> APLICANDO A LEITURA:
• 1. Reproduza na íntegra o trecho da entrevista sobre quadrinhos que se inicia com as palavras que contêm "Contar uma boa" e se encerra com "eles até aqui?".
• 2. Traduza para o inglês a seguinte frase da entrevista sobre quadrinhos: "Eu amo a sensação tátil de livros e quadrinhos, bem como as histórias que eles contam."
• 3. Responda às perguntas abaixo com base na entrevista sobre quadrinhos.
(a) Qual obra de Jason Lutes teve sua edição brasileira lançada no ano anterior à entrevista?
(b) Com que frequência o grupo de amigos dos anos 1990 se reunia?
(c) Com quem a Image mantém os direitos das obras?

> TEXTO DE ESTUDO:
◆ ◆ ◆ ◆ ◆

Claro, sempre espero retornar a Criminal para mais histórias.
No ano passado entrevistei um ex-parceiro de trabalho seu, o Jason Lutes, por causa do lançamento da edição brasileira de Berlim. Ele me falou algo que passa para os alunos dele sobre a importância da clareza em uma HQ. Não que elas devam ser desenhados com clareza, mas que as intenções e a forma como você está se expressando devem ser claras. Vejo muita dessa clareza nos seus trabalhos. O que você considera mais importante quando está criando uma história em quadrinhos?
Contar uma boa história, provavelmente. Manter os leitores envolvidos e dar a eles uma história que valha à pena e todo um pacote que valha seu dinheiro. Eu amo a sensação tátil de livros e quadrinhos, bem como as histórias que eles contam. Mas sim, eu, o Jason e todo o nosso grupo de amigos na década de 1990… Tínhamos um grupo semanal que se reunia e conversava sobre quadrinhos e mostrávamos nossos trabalhos uns aos outros, e todos nós estávamos muito interessados em quadrinhos como uma forma de arte a ser explorada. Portanto, não me surpreende que tenhamos várias propostas semelhantes com os nossos trabalhos.
“A Image é como ter a sua própria editora com outra pessoa que investindo todo o dinheiro”
A Image é uma editora que trabalha com a manutenção dos direitos das obras com seus autores. Como tem sido a sua experiência com eles até aqui?
Excelente. A Image é como ter a sua própria editora com outra pessoa que investindo todo o dinheiro. Consegui um acordo único com eles, que nos permite fazer qualquer coisa que quisermos sem ter que apresentar ideias ou tentar ser comercial e essa foi a melhor coisa que já aconteceu na minha carreira. Liberdade total, propriedade total e controle de todos os aspectos da impressão.

◆ ◆ ◆ ◆ ◆

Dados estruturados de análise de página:
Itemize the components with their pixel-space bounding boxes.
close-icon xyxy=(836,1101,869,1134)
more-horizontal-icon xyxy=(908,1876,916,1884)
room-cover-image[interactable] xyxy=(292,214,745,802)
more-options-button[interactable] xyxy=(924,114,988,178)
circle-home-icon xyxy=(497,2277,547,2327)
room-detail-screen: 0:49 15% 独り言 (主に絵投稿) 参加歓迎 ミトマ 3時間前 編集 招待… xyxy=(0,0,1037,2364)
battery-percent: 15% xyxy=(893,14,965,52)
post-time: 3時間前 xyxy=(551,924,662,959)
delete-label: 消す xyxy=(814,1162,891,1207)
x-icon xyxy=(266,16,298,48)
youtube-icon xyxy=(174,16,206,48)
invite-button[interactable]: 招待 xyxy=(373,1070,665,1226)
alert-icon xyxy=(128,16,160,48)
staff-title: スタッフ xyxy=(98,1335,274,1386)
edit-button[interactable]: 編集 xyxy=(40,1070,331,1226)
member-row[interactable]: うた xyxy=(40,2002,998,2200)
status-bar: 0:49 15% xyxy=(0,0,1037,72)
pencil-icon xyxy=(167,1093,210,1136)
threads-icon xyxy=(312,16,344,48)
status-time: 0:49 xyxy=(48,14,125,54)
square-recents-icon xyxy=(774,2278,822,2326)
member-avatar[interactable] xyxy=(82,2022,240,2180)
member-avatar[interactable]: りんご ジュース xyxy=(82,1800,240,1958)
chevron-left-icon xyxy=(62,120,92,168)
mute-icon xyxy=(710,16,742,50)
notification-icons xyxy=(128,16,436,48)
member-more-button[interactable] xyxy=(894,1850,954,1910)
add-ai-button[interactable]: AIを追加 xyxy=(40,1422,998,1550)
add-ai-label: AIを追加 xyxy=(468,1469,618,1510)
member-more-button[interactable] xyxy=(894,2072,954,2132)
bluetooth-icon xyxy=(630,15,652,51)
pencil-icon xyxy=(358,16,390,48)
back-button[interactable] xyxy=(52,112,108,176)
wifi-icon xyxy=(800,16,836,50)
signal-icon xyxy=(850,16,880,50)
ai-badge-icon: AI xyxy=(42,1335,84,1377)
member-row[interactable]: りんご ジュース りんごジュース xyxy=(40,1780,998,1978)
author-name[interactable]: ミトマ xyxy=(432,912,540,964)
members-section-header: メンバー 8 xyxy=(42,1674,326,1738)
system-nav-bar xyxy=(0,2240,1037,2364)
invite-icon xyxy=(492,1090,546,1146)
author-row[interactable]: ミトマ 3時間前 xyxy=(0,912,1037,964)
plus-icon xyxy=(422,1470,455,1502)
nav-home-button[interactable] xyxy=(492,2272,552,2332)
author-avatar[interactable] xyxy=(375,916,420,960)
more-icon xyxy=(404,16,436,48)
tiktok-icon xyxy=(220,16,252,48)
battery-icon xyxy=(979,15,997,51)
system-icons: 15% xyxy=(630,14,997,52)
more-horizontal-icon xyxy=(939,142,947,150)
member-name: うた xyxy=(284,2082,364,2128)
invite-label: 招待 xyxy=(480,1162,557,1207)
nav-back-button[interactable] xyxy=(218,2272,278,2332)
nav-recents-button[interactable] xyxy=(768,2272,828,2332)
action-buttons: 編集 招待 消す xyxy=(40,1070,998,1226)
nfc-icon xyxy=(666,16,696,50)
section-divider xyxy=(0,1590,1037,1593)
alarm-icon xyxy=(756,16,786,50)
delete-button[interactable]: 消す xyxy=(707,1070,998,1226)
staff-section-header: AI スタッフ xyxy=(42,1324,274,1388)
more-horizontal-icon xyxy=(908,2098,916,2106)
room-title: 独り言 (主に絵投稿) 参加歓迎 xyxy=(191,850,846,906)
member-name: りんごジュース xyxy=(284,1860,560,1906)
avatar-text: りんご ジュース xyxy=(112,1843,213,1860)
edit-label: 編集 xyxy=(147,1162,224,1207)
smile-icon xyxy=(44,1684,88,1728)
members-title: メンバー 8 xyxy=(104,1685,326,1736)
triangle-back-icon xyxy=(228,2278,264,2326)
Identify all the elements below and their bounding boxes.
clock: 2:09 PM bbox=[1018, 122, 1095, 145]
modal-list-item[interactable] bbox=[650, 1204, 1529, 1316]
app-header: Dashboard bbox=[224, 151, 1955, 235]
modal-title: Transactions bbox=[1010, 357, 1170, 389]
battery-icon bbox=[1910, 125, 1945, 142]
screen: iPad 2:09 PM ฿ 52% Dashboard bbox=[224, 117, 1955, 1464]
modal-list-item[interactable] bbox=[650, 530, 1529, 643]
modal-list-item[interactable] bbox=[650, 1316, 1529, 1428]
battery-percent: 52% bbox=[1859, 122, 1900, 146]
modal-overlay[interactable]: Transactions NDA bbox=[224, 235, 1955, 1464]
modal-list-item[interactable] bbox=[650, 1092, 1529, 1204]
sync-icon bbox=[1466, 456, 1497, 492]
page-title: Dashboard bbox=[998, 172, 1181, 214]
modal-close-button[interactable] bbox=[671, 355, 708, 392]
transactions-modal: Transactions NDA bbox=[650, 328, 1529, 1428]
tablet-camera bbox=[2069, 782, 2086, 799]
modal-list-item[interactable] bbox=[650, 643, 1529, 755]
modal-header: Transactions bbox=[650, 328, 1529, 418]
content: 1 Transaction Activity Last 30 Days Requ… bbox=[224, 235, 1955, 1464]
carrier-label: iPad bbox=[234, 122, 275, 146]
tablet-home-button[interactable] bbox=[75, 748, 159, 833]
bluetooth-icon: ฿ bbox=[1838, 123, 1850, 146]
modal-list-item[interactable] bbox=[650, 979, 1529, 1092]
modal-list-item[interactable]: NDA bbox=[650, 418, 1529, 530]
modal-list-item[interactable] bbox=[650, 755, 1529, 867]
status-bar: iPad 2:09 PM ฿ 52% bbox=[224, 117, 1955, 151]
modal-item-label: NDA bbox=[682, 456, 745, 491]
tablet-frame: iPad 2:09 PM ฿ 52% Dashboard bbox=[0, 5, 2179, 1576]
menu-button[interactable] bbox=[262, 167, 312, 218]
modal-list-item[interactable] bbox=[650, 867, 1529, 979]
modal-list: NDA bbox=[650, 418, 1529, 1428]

◆ ◆ ◆ ◆ ◆

> RESULTADOS DAS TAREFAS:
• 1.
Contar uma boa história, provavelmente. Manter os leitores envolvidos e dar a eles uma história que valha à pena e todo um pacote que valha seu dinheiro. Eu amo a sensação tátil de livros e quadrinhos, bem como as histórias que eles contam. Mas sim, eu, o Jason e todo o nosso grupo de amigos na década de 1990… Tínhamos um grupo semanal que se reunia e conversava sobre quadrinhos e mostrávamos nossos trabalhos uns aos outros, e todos nós estávamos muito interessados em quadrinhos como uma forma de arte a ser explorada. Portanto, não me surpreende que tenhamos várias propostas semelhantes com os nossos trabalhos.
“A Image é como ter a sua própria editora com outra pessoa que investindo todo o dinheiro”
A Image é uma editora que trabalha com a manutenção dos direitos das obras com seus autores. Como tem sido a sua experiência com eles até aqui?

• 2. I love the tactile feel of books and comics, as well as the stories they tell.

• 3.
(a) Berlim.
(b) Semanalmente.
(c) Com os autores.